# start of DATASET ENTRIES

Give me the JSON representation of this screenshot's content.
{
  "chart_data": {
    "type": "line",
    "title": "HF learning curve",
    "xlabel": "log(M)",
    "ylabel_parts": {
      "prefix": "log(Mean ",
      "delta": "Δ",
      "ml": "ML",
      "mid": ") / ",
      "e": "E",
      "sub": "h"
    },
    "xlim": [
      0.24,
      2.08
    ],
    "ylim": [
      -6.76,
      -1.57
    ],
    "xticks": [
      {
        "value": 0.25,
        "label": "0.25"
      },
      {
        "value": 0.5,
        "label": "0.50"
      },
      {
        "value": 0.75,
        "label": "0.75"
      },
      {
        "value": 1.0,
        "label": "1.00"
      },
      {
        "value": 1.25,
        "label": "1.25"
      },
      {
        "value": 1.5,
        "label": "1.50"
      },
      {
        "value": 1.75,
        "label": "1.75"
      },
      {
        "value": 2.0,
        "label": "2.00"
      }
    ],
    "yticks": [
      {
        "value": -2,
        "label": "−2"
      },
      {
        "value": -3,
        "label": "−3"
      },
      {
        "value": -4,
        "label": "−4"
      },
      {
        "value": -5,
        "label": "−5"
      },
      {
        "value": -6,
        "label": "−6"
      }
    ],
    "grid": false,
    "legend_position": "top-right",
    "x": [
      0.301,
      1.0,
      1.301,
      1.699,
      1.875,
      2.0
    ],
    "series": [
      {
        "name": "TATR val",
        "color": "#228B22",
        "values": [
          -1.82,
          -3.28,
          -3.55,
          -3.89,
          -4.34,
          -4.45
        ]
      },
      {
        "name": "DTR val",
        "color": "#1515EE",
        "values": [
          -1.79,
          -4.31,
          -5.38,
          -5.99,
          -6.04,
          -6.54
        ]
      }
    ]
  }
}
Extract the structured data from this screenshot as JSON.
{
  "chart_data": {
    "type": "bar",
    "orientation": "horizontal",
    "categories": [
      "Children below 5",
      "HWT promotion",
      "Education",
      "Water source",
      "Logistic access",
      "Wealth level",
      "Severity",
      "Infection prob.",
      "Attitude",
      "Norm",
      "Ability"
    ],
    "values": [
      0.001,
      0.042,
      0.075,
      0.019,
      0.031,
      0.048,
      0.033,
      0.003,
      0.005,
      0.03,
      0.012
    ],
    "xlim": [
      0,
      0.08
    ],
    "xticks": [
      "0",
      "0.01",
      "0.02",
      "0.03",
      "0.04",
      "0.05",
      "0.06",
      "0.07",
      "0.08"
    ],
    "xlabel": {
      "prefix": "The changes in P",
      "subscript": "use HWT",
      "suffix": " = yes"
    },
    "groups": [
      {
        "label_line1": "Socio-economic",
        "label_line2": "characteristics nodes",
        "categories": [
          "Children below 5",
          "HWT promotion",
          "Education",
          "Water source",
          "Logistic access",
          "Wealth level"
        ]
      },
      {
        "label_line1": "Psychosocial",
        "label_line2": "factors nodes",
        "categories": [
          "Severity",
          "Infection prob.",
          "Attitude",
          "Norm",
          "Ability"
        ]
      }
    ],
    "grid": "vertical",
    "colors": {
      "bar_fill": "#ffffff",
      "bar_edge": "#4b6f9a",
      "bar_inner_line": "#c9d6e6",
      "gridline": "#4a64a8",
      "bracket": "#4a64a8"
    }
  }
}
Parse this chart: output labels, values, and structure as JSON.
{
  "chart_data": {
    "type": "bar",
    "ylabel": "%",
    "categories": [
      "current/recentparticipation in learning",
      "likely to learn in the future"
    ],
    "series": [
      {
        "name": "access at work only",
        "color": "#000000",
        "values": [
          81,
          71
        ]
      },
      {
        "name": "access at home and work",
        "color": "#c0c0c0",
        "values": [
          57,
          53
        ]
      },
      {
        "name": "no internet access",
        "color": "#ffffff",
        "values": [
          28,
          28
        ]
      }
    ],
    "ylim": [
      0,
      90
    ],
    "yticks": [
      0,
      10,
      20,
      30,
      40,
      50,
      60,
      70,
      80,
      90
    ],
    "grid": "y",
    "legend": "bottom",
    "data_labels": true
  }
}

# end of DATASET ENTRIES

DIRECTIVE
Gather and copy every line of the data in which the string "this" is found.

COMPLETE OUTPUT
Give me the JSON representation of this screenshot's content.
Extract the structured data from this screenshot as JSON.
Parse this chart: output labels, values, and structure as JSON.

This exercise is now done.